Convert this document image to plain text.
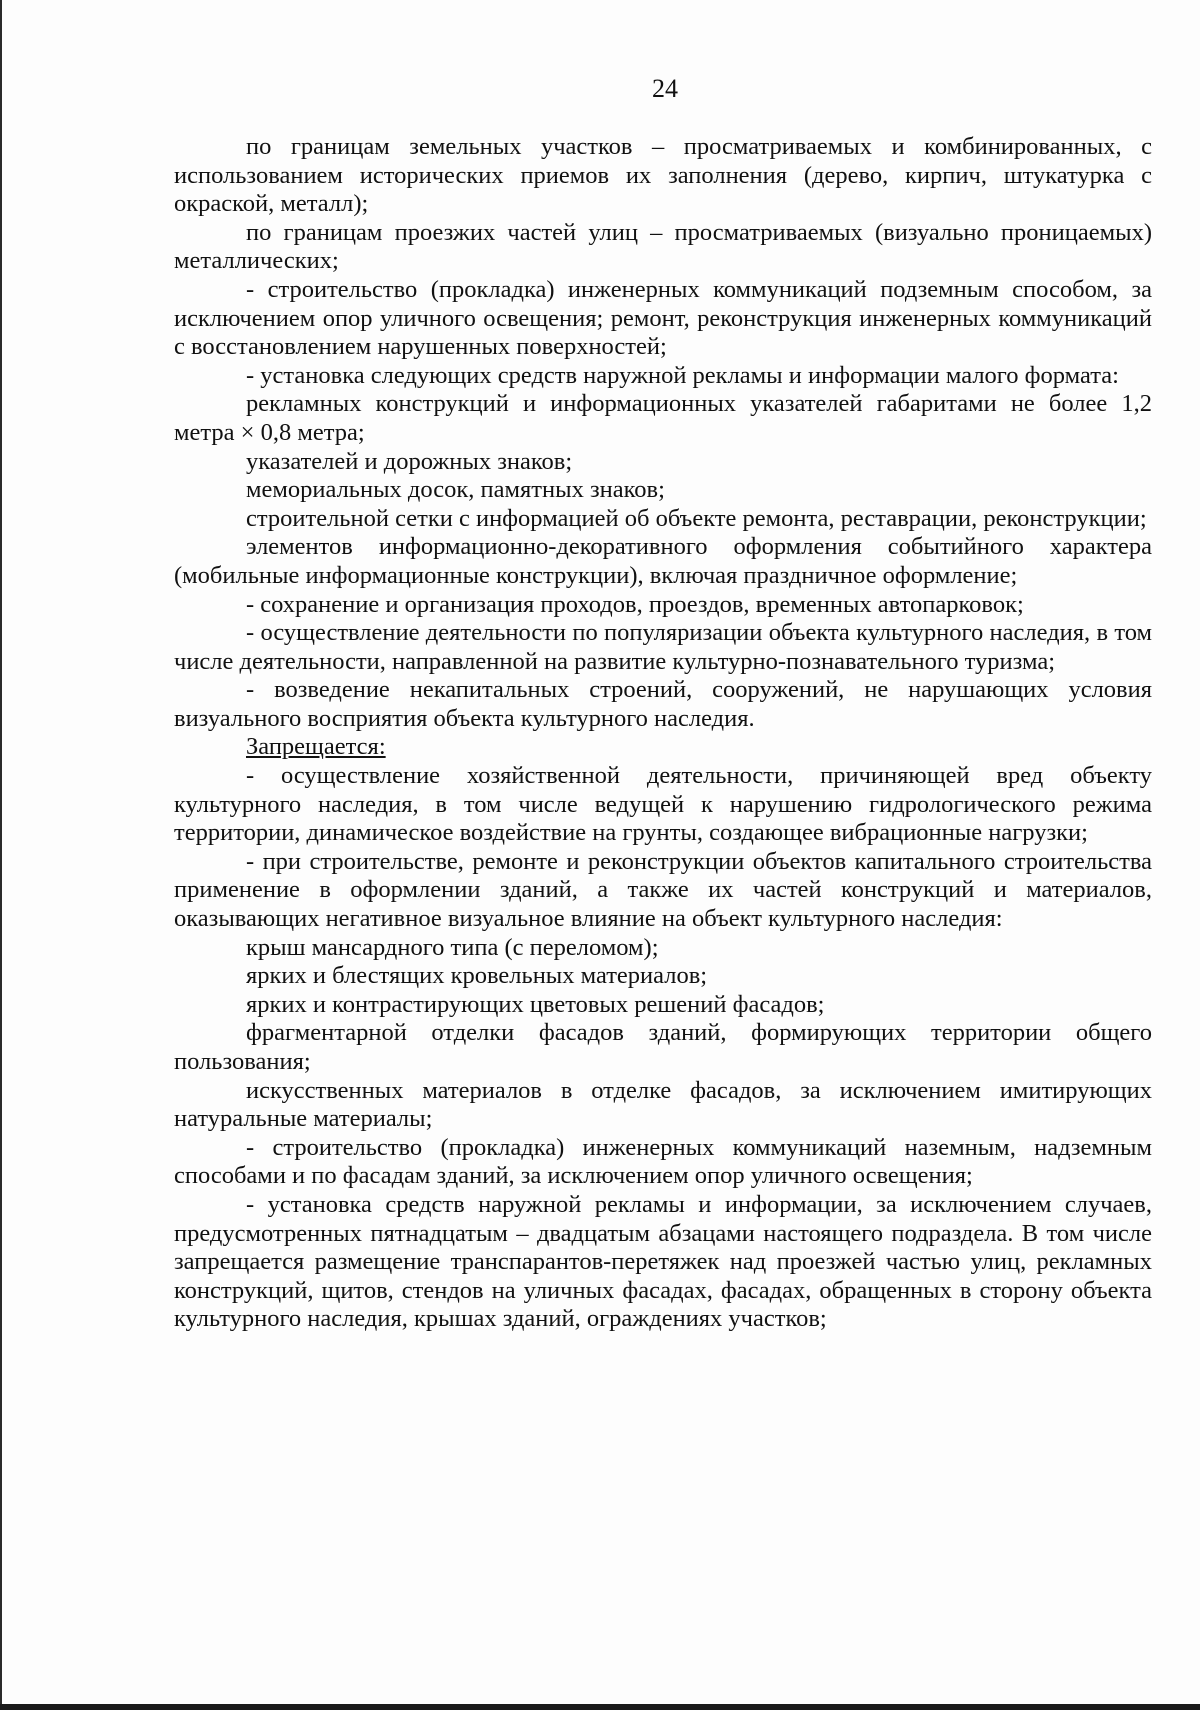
24

по границам земельных участков – просматриваемых и комбинированных, с использованием исторических приемов их заполнения (дерево, кирпич, штукатурка с окраской, металл);

по границам проезжих частей улиц – просматриваемых (визуально проницаемых) металлических;

- строительство (прокладка) инженерных коммуникаций подземным способом, за исключением опор уличного освещения; ремонт, реконструкция инженерных коммуникаций с восстановлением нарушенных поверхностей;

- установка следующих средств наружной рекламы и информации малого формата:

рекламных конструкций и информационных указателей габаритами не более 1,2 метра × 0,8 метра;

указателей и дорожных знаков;

мемориальных досок, памятных знаков;

строительной сетки с информацией об объекте ремонта, реставрации, реконструкции;

элементов информационно-декоративного оформления событийного характера (мобильные информационные конструкции), включая праздничное оформление;

- сохранение и организация проходов, проездов, временных автопарковок;

- осуществление деятельности по популяризации объекта культурного наследия, в том числе деятельности, направленной на развитие культурно-познавательного туризма;

- возведение некапитальных строений, сооружений, не нарушающих условия визуального восприятия объекта культурного наследия.

Запрещается:

- осуществление хозяйственной деятельности, причиняющей вред объекту культурного наследия, в том числе ведущей к нарушению гидрологического режима территории, динамическое воздействие на грунты, создающее вибрационные нагрузки;

- при строительстве, ремонте и реконструкции объектов капитального строительства применение в оформлении зданий, а также их частей конструкций и материалов, оказывающих негативное визуальное влияние на объект культурного наследия:

крыш мансардного типа (с переломом);

ярких и блестящих кровельных материалов;

ярких и контрастирующих цветовых решений фасадов;

фрагментарной отделки фасадов зданий, формирующих территории общего пользования;

искусственных материалов в отделке фасадов, за исключением имитирующих натуральные материалы;

- строительство (прокладка) инженерных коммуникаций наземным, надземным способами и по фасадам зданий, за исключением опор уличного освещения;

- установка средств наружной рекламы и информации, за исключением случаев, предусмотренных пятнадцатым – двадцатым абзацами настоящего подраздела. В том числе запрещается размещение транспарантов-перетяжек над проезжей частью улиц, рекламных конструкций, щитов, стендов на уличных фасадах, фасадах, обращенных в сторону объекта культурного наследия, крышах зданий, ограждениях участков;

§

> [STATED TASK] From start to finish, output the listing exactly, but omit its pictures.

> [OUTPUT BELOW]
Convert this document image to plain text.
24

по границам земельных участков – просматриваемых и комбинированных, с использованием исторических приемов их заполнения (дерево, кирпич, штукатурка с окраской, металл);

по границам проезжих частей улиц – просматриваемых (визуально проницаемых) металлических;

- строительство (прокладка) инженерных коммуникаций подземным способом, за исключением опор уличного освещения; ремонт, реконструкция инженерных коммуникаций с восстановлением нарушенных поверхностей;

- установка следующих средств наружной рекламы и информации малого формата:

рекламных конструкций и информационных указателей габаритами не более 1,2 метра × 0,8 метра;

указателей и дорожных знаков;

мемориальных досок, памятных знаков;

строительной сетки с информацией об объекте ремонта, реставрации, реконструкции;

элементов информационно-декоративного оформления событийного характера (мобильные информационные конструкции), включая праздничное оформление;

- сохранение и организация проходов, проездов, временных автопарковок;

- осуществление деятельности по популяризации объекта культурного наследия, в том числе деятельности, направленной на развитие культурно-познавательного туризма;

- возведение некапитальных строений, сооружений, не нарушающих условия визуального восприятия объекта культурного наследия.

Запрещается:

- осуществление хозяйственной деятельности, причиняющей вред объекту культурного наследия, в том числе ведущей к нарушению гидрологического режима территории, динамическое воздействие на грунты, создающее вибрационные нагрузки;

- при строительстве, ремонте и реконструкции объектов капитального строительства применение в оформлении зданий, а также их частей конструкций и материалов, оказывающих негативное визуальное влияние на объект культурного наследия:

крыш мансардного типа (с переломом);

ярких и блестящих кровельных материалов;

ярких и контрастирующих цветовых решений фасадов;

фрагментарной отделки фасадов зданий, формирующих территории общего пользования;

искусственных материалов в отделке фасадов, за исключением имитирующих натуральные материалы;

- строительство (прокладка) инженерных коммуникаций наземным, надземным способами и по фасадам зданий, за исключением опор уличного освещения;

- установка средств наружной рекламы и информации, за исключением случаев, предусмотренных пятнадцатым – двадцатым абзацами настоящего подраздела. В том числе запрещается размещение транспарантов-перетяжек над проезжей частью улиц, рекламных конструкций, щитов, стендов на уличных фасадах, фасадах, обращенных в сторону объекта культурного наследия, крышах зданий, ограждениях участков;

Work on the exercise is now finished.